■ Exercise description
Find and copy lines holding "fragment".

■ Records for processing
········

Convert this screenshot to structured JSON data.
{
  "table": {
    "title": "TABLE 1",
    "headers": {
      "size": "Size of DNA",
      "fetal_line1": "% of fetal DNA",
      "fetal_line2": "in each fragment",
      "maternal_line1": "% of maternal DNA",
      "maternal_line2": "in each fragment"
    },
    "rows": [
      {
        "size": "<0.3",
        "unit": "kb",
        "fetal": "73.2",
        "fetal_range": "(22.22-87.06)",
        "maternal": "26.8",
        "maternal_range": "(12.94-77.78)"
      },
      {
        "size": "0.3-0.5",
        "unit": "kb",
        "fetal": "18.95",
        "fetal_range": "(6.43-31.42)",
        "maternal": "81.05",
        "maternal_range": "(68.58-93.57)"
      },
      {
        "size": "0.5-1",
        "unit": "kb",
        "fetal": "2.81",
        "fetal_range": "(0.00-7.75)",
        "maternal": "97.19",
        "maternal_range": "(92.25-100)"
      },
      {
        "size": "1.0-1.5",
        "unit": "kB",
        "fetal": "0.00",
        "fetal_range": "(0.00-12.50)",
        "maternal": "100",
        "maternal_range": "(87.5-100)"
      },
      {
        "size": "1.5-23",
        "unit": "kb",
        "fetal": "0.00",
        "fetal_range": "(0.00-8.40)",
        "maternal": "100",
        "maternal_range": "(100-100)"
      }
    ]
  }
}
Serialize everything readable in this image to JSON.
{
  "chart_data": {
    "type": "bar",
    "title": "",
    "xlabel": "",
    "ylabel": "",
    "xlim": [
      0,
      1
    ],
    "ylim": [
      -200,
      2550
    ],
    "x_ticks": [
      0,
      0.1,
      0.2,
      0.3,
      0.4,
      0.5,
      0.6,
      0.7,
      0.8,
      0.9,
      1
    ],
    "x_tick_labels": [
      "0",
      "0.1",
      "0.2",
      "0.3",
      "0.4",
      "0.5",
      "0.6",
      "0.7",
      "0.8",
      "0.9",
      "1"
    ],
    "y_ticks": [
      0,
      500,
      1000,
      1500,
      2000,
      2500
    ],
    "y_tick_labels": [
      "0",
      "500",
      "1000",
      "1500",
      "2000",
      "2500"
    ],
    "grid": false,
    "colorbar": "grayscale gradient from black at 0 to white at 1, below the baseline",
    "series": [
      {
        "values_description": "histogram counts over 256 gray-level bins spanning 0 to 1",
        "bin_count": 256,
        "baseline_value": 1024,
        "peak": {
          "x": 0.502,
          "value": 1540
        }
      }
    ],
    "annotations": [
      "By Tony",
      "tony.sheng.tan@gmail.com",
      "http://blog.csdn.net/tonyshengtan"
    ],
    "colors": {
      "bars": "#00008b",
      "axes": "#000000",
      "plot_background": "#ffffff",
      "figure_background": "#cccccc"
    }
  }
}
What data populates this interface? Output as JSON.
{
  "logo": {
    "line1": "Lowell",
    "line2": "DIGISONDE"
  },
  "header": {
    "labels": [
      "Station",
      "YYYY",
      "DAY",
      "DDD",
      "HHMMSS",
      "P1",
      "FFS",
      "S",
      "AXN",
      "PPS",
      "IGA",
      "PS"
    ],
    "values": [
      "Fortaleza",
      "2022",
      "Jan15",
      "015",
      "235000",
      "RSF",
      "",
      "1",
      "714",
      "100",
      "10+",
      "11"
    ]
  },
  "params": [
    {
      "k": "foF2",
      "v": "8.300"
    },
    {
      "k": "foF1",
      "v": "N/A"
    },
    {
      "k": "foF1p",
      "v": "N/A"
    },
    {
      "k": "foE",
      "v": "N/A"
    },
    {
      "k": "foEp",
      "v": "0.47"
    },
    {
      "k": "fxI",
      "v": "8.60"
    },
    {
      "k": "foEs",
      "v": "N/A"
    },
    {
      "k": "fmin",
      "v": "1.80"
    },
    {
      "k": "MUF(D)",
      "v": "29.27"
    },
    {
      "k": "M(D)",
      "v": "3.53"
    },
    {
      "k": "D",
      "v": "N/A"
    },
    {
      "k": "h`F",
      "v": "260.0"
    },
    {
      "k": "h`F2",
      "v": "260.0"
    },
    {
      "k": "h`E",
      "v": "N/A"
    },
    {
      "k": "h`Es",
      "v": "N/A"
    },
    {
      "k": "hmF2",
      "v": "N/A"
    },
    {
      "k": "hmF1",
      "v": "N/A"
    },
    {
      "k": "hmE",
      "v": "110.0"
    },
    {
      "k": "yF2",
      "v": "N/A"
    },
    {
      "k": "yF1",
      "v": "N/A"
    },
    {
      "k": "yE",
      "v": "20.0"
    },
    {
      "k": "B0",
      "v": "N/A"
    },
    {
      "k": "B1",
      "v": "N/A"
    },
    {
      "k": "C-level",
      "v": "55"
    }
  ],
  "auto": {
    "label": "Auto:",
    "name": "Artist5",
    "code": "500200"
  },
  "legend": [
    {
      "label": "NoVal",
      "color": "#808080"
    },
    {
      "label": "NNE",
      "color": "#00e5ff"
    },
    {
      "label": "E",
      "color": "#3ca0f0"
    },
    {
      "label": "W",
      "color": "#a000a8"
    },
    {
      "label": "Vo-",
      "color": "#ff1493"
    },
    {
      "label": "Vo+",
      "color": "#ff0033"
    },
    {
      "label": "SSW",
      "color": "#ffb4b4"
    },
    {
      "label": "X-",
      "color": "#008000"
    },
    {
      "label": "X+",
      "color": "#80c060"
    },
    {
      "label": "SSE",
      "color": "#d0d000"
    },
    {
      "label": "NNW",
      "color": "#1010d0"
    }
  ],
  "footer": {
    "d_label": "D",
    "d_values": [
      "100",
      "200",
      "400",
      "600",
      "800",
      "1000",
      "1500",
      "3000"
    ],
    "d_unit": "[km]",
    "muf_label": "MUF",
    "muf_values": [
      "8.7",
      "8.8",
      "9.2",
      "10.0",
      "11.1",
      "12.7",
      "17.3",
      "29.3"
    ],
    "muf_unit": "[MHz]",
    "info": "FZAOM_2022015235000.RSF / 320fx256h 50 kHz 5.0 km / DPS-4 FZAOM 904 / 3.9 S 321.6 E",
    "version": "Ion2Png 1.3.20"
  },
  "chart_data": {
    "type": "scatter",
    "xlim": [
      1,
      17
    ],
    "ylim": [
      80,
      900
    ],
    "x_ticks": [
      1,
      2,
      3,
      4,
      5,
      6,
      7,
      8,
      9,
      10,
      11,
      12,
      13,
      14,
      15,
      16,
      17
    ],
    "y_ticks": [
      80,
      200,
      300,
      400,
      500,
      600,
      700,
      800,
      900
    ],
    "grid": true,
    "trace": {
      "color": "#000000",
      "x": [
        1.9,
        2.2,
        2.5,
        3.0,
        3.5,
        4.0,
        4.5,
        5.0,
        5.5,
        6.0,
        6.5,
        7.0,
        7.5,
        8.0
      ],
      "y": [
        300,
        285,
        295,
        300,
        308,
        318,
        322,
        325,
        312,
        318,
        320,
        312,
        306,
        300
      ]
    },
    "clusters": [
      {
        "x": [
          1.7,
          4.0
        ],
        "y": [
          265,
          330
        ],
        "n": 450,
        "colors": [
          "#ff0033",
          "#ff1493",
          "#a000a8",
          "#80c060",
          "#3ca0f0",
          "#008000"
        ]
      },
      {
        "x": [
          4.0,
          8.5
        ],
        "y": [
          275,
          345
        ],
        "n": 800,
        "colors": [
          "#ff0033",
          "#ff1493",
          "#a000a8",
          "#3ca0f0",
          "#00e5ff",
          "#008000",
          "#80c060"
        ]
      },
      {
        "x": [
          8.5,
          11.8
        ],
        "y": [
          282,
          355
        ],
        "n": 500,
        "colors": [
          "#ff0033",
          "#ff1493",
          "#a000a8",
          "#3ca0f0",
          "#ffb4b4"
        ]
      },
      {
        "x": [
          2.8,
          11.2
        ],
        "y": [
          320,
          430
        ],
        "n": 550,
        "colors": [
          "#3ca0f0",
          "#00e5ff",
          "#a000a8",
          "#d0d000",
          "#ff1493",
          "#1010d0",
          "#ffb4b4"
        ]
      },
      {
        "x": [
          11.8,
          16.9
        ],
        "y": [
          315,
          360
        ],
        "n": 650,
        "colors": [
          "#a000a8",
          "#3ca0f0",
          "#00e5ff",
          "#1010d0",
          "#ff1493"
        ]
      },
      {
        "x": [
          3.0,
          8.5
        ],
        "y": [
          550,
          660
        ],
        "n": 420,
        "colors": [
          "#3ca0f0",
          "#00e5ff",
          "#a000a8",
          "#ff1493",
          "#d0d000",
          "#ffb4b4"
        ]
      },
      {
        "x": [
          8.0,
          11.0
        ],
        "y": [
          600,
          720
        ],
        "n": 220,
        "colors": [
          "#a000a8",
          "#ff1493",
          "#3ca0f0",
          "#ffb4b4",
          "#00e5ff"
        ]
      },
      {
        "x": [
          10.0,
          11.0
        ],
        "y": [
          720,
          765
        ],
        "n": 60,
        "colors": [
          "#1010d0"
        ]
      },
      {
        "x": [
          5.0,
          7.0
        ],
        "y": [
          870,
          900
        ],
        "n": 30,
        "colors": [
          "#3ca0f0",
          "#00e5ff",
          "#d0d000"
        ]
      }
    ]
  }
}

········

■ Correct result
      "fetal_line2": "in each fragment",
      "maternal_line2": "in each fragment"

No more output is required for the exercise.